━━━ Data extract
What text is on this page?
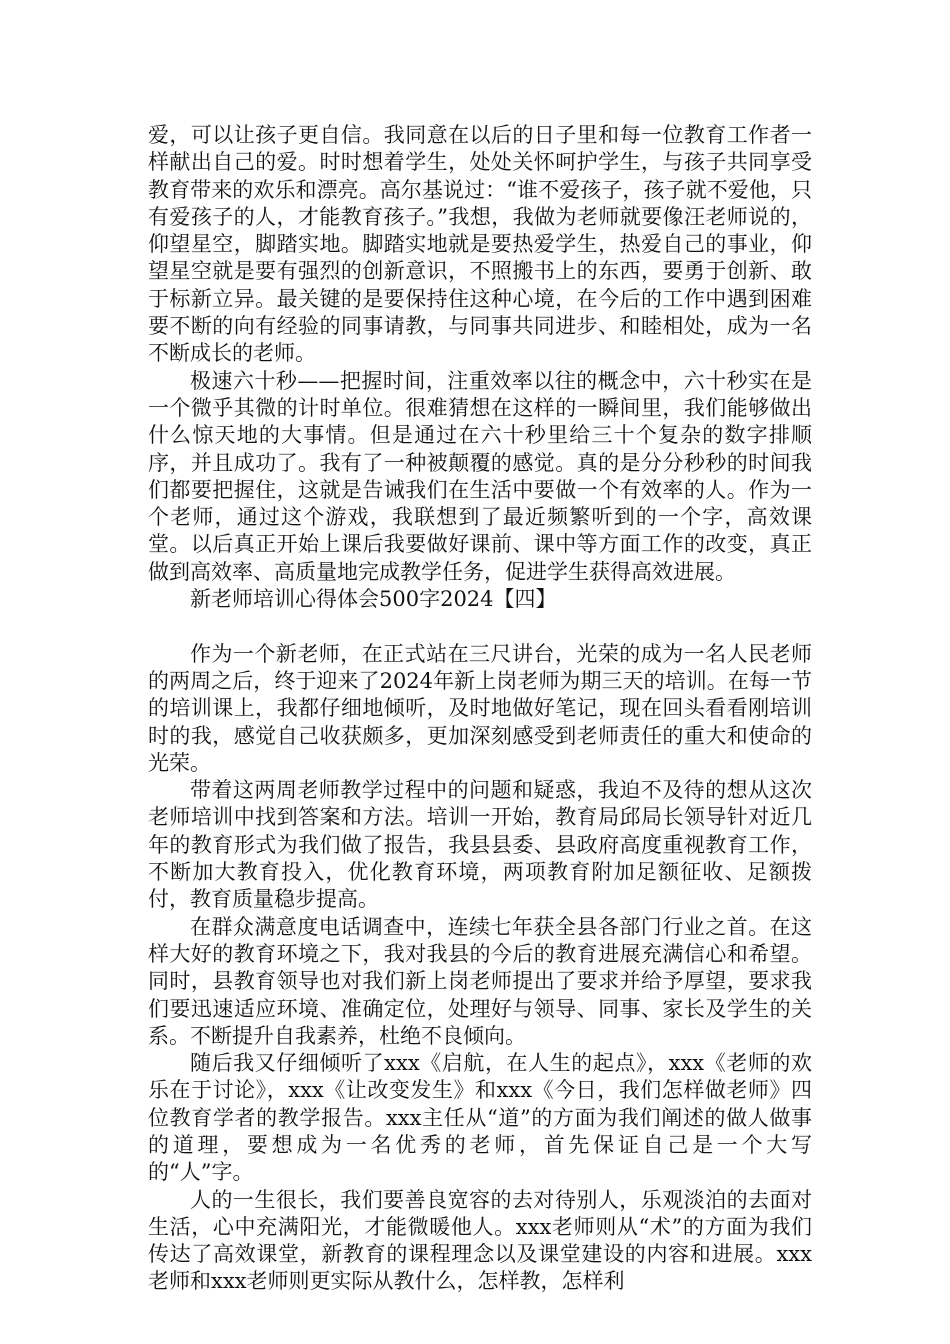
爱，可以让孩子更自信。我同意在以后的日子里和每一位教育工作者一样献出自己的爱。时时想着学生，处处关怀呵护学生，与孩子共同享受教育带来的欢乐和漂亮。高尔基说过：“谁不爱孩子，孩子就不爱他，只有爱孩子的人，才能教育孩子。”我想，我做为老师就要像汪老师说的，仰望星空，脚踏实地。脚踏实地就是要热爱学生，热爱自己的事业，仰望星空就是要有强烈的创新意识，不照搬书上的东西，要勇于创新、敢于标新立异。最关键的是要保持住这种心境，在今后的工作中遇到困难要不断的向有经验的同事请教，与同事共同进步、和睦相处，成为一名不断成长的老师。

极速六十秒——把握时间，注重效率以往的概念中，六十秒实在是一个微乎其微的计时单位。很难猜想在这样的一瞬间里，我们能够做出什么惊天地的大事情。但是通过在六十秒里给三十个复杂的数字排顺序，并且成功了。我有了一种被颠覆的感觉。真的是分分秒秒的时间我们都要把握住，这就是告诫我们在生活中要做一个有效率的人。作为一个老师，通过这个游戏，我联想到了最近频繁听到的一个字，高效课堂。以后真正开始上课后我要做好课前、课中等方面工作的改变，真正做到高效率、高质量地完成教学任务，促进学生获得高效进展。

新老师培训心得体会500字2024【四】

作为一个新老师，在正式站在三尺讲台，光荣的成为一名人民老师的两周之后，终于迎来了2024年新上岗老师为期三天的培训。在每一节的培训课上，我都仔细地倾听，及时地做好笔记，现在回头看看刚培训时的我，感觉自己收获颇多，更加深刻感受到老师责任的重大和使命的光荣。

带着这两周老师教学过程中的问题和疑惑，我迫不及待的想从这次老师培训中找到答案和方法。培训一开始，教育局邱局长领导针对近几年的教育形式为我们做了报告，我县县委、县政府高度重视教育工作，不断加大教育投入，优化教育环境，两项教育附加足额征收、足额拨付，教育质量稳步提高。

在群众满意度电话调查中，连续七年获全县各部门行业之首。在这样大好的教育环境之下，我对我县的今后的教育进展充满信心和希望。同时，县教育领导也对我们新上岗老师提出了要求并给予厚望，要求我们要迅速适应环境、准确定位，处理好与领导、同事、家长及学生的关系。不断提升自我素养，杜绝不良倾向。

随后我又仔细倾听了xxx《启航，在人生的起点》，xxx《老师的欢乐在于讨论》，xxx《让改变发生》和xxx《今日，我们怎样做老师》四位教育学者的教学报告。xxx主任从“道”的方面为我们阐述的做人做事的道理，要想成为一名优秀的老师，首先保证自己是一个大写的“人”字。

人的一生很长，我们要善良宽容的去对待别人，乐观淡泊的去面对生活，心中充满阳光，才能微暖他人。xxx老师则从“术”的方面为我们传达了高效课堂，新教育的课程理念以及课堂建设的内容和进展。xxx老师和xxx老师则更实际从教什么，怎样教，怎样利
━━━━━━
▸ **The exercise**
Reproduce the records verbatim, omitting all images they contain.

▸ **Written solution**
What text is on this page?
爱，可以让孩子更自信。我同意在以后的日子里和每一位教育工作者一样献出自己的爱。时时想着学生，处处关怀呵护学生，与孩子共同享受教育带来的欢乐和漂亮。高尔基说过：“谁不爱孩子，孩子就不爱他，只有爱孩子的人，才能教育孩子。”我想，我做为老师就要像汪老师说的，仰望星空，脚踏实地。脚踏实地就是要热爱学生，热爱自己的事业，仰望星空就是要有强烈的创新意识，不照搬书上的东西，要勇于创新、敢于标新立异。最关键的是要保持住这种心境，在今后的工作中遇到困难要不断的向有经验的同事请教，与同事共同进步、和睦相处，成为一名不断成长的老师。

极速六十秒——把握时间，注重效率以往的概念中，六十秒实在是一个微乎其微的计时单位。很难猜想在这样的一瞬间里，我们能够做出什么惊天地的大事情。但是通过在六十秒里给三十个复杂的数字排顺序，并且成功了。我有了一种被颠覆的感觉。真的是分分秒秒的时间我们都要把握住，这就是告诫我们在生活中要做一个有效率的人。作为一个老师，通过这个游戏，我联想到了最近频繁听到的一个字，高效课堂。以后真正开始上课后我要做好课前、课中等方面工作的改变，真正做到高效率、高质量地完成教学任务，促进学生获得高效进展。

新老师培训心得体会500字2024【四】

作为一个新老师，在正式站在三尺讲台，光荣的成为一名人民老师的两周之后，终于迎来了2024年新上岗老师为期三天的培训。在每一节的培训课上，我都仔细地倾听，及时地做好笔记，现在回头看看刚培训时的我，感觉自己收获颇多，更加深刻感受到老师责任的重大和使命的光荣。

带着这两周老师教学过程中的问题和疑惑，我迫不及待的想从这次老师培训中找到答案和方法。培训一开始，教育局邱局长领导针对近几年的教育形式为我们做了报告，我县县委、县政府高度重视教育工作，不断加大教育投入，优化教育环境，两项教育附加足额征收、足额拨付，教育质量稳步提高。

在群众满意度电话调查中，连续七年获全县各部门行业之首。在这样大好的教育环境之下，我对我县的今后的教育进展充满信心和希望。同时，县教育领导也对我们新上岗老师提出了要求并给予厚望，要求我们要迅速适应环境、准确定位，处理好与领导、同事、家长及学生的关系。不断提升自我素养，杜绝不良倾向。

随后我又仔细倾听了xxx《启航，在人生的起点》，xxx《老师的欢乐在于讨论》，xxx《让改变发生》和xxx《今日，我们怎样做老师》四位教育学者的教学报告。xxx主任从“道”的方面为我们阐述的做人做事的道理，要想成为一名优秀的老师，首先保证自己是一个大写的“人”字。

人的一生很长，我们要善良宽容的去对待别人，乐观淡泊的去面对生活，心中充满阳光，才能微暖他人。xxx老师则从“术”的方面为我们传达了高效课堂，新教育的课程理念以及课堂建设的内容和进展。xxx老师和xxx老师则更实际从教什么，怎样教，怎样利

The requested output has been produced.